## Task to carry out
Set out every one of the lines below as a numbered list, leaving out any blank lines.

Stored records:
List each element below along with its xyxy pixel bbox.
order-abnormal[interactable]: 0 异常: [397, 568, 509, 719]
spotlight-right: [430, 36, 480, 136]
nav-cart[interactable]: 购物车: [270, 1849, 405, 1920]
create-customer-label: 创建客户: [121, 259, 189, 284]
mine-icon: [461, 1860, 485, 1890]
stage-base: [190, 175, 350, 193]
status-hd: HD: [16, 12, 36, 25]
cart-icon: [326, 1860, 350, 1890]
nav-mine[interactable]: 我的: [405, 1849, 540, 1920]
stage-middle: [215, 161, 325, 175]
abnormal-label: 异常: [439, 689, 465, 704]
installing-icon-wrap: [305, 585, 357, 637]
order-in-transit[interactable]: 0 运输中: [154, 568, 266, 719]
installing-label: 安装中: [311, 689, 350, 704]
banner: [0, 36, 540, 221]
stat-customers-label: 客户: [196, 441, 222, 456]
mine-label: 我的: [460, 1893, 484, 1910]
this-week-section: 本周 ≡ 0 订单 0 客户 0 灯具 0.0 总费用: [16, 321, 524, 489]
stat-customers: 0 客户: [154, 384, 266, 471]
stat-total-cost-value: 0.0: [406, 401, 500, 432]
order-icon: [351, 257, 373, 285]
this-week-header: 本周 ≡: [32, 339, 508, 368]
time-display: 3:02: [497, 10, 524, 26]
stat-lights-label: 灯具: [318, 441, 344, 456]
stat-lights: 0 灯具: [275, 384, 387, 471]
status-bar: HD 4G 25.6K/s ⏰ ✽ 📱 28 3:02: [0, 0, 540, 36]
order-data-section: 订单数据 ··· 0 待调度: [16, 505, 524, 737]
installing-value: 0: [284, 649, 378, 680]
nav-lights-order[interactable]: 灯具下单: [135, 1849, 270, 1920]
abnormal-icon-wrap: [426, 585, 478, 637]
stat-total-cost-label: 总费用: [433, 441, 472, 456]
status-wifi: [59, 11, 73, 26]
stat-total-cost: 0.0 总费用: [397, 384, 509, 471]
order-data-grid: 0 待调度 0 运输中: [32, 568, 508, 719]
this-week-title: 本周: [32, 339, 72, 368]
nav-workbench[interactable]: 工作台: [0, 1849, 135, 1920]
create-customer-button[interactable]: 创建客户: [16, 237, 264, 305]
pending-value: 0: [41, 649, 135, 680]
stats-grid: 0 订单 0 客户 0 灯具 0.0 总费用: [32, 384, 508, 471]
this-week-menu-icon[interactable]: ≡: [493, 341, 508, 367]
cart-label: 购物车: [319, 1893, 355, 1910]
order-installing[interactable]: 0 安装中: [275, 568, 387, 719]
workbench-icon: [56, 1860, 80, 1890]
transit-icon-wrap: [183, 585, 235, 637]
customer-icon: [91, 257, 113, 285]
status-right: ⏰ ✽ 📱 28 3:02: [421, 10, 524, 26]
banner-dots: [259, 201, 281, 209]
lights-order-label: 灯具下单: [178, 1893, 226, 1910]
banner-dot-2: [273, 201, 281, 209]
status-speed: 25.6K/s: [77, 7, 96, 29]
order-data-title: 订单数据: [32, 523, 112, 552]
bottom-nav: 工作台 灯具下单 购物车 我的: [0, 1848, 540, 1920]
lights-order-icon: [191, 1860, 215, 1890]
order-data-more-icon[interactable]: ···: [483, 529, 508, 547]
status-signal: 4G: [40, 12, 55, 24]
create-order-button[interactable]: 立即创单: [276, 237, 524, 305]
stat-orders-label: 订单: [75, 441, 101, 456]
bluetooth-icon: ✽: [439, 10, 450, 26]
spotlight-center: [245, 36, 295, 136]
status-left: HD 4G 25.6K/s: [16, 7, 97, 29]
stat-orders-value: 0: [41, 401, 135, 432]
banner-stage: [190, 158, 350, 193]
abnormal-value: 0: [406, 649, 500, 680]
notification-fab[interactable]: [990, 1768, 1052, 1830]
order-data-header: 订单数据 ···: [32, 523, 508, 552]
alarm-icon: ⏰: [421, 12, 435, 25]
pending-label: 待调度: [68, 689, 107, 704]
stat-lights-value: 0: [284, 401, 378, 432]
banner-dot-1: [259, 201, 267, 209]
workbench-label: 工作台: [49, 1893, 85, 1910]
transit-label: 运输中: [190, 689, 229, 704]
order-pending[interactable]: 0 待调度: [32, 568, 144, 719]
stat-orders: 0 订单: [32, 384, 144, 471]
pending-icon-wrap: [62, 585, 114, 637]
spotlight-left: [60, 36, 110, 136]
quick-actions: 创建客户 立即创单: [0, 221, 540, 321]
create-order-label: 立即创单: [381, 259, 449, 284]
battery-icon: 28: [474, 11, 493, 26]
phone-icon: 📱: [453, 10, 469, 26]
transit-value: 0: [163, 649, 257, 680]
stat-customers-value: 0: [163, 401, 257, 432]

## Reply
1. List each element below along with its xyxy pixel bbox.
2. order-abnormal[interactable]: 0 异常: [397, 568, 509, 719]
3. spotlight-right: [430, 36, 480, 136]
4. nav-cart[interactable]: 购物车: [270, 1849, 405, 1920]
5. create-customer-label: 创建客户: [121, 259, 189, 284]
6. mine-icon: [461, 1860, 485, 1890]
7. stage-base: [190, 175, 350, 193]
8. status-hd: HD: [16, 12, 36, 25]
9. cart-icon: [326, 1860, 350, 1890]
10. nav-mine[interactable]: 我的: [405, 1849, 540, 1920]
11. stage-middle: [215, 161, 325, 175]
12. abnormal-label: 异常: [439, 689, 465, 704]
13. installing-icon-wrap: [305, 585, 357, 637]
14. order-in-transit[interactable]: 0 运输中: [154, 568, 266, 719]
15. installing-label: 安装中: [311, 689, 350, 704]
16. banner: [0, 36, 540, 221]
17. stat-customers-label: 客户: [196, 441, 222, 456]
18. mine-label: 我的: [460, 1893, 484, 1910]
19. this-week-section: 本周 ≡ 0 订单 0 客户 0 灯具 0.0 总费用: [16, 321, 524, 489]
20. stat-customers: 0 客户: [154, 384, 266, 471]
21. stat-total-cost-value: 0.0: [406, 401, 500, 432]
22. order-icon: [351, 257, 373, 285]
23. this-week-header: 本周 ≡: [32, 339, 508, 368]
24. time-display: 3:02: [497, 10, 524, 26]
25. stat-lights-label: 灯具: [318, 441, 344, 456]
26. stat-lights: 0 灯具: [275, 384, 387, 471]
27. status-bar: HD 4G 25.6K/s ⏰ ✽ 📱 28 3:02: [0, 0, 540, 36]
28. order-data-section: 订单数据 ··· 0 待调度: [16, 505, 524, 737]
29. installing-value: 0: [284, 649, 378, 680]
30. nav-lights-order[interactable]: 灯具下单: [135, 1849, 270, 1920]
31. abnormal-icon-wrap: [426, 585, 478, 637]
32. stat-total-cost-label: 总费用: [433, 441, 472, 456]
33. status-wifi: [59, 11, 73, 26]
34. stat-total-cost: 0.0 总费用: [397, 384, 509, 471]
35. order-data-grid: 0 待调度 0 运输中: [32, 568, 508, 719]
36. this-week-title: 本周: [32, 339, 72, 368]
37. nav-workbench[interactable]: 工作台: [0, 1849, 135, 1920]
38. create-customer-button[interactable]: 创建客户: [16, 237, 264, 305]
39. pending-value: 0: [41, 649, 135, 680]
40. stats-grid: 0 订单 0 客户 0 灯具 0.0 总费用: [32, 384, 508, 471]
41. this-week-menu-icon[interactable]: ≡: [493, 341, 508, 367]
42. cart-label: 购物车: [319, 1893, 355, 1910]
43. order-installing[interactable]: 0 安装中: [275, 568, 387, 719]
44. workbench-icon: [56, 1860, 80, 1890]
45. transit-icon-wrap: [183, 585, 235, 637]
46. customer-icon: [91, 257, 113, 285]
47. status-right: ⏰ ✽ 📱 28 3:02: [421, 10, 524, 26]
48. banner-dots: [259, 201, 281, 209]
49. lights-order-label: 灯具下单: [178, 1893, 226, 1910]
50. banner-dot-2: [273, 201, 281, 209]
51. status-speed: 25.6K/s: [77, 7, 96, 29]
52. order-data-title: 订单数据: [32, 523, 112, 552]
53. bottom-nav: 工作台 灯具下单 购物车 我的: [0, 1848, 540, 1920]
54. lights-order-icon: [191, 1860, 215, 1890]
55. order-data-more-icon[interactable]: ···: [483, 529, 508, 547]
56. status-signal: 4G: [40, 12, 55, 24]
57. create-order-button[interactable]: 立即创单: [276, 237, 524, 305]
58. stat-orders-label: 订单: [75, 441, 101, 456]
59. bluetooth-icon: ✽: [439, 10, 450, 26]
60. spotlight-center: [245, 36, 295, 136]
61. status-left: HD 4G 25.6K/s: [16, 7, 97, 29]
62. stat-orders-value: 0: [41, 401, 135, 432]
63. banner-stage: [190, 158, 350, 193]
64. abnormal-value: 0: [406, 649, 500, 680]
65. notification-fab[interactable]: [990, 1768, 1052, 1830]
66. order-data-header: 订单数据 ···: [32, 523, 508, 552]
67. alarm-icon: ⏰: [421, 12, 435, 25]
68. pending-label: 待调度: [68, 689, 107, 704]
69. stat-lights-value: 0: [284, 401, 378, 432]
70. banner-dot-1: [259, 201, 267, 209]
71. workbench-label: 工作台: [49, 1893, 85, 1910]
72. transit-label: 运输中: [190, 689, 229, 704]
73. order-pending[interactable]: 0 待调度: [32, 568, 144, 719]
74. stat-orders: 0 订单: [32, 384, 144, 471]
75. pending-icon-wrap: [62, 585, 114, 637]
76. spotlight-left: [60, 36, 110, 136]
77. quick-actions: 创建客户 立即创单: [0, 221, 540, 321]
78. create-order-label: 立即创单: [381, 259, 449, 284]
79. battery-icon: 28: [474, 11, 493, 26]
80. phone-icon: 📱: [453, 10, 469, 26]
81. transit-value: 0: [163, 649, 257, 680]
82. stat-customers-value: 0: [163, 401, 257, 432]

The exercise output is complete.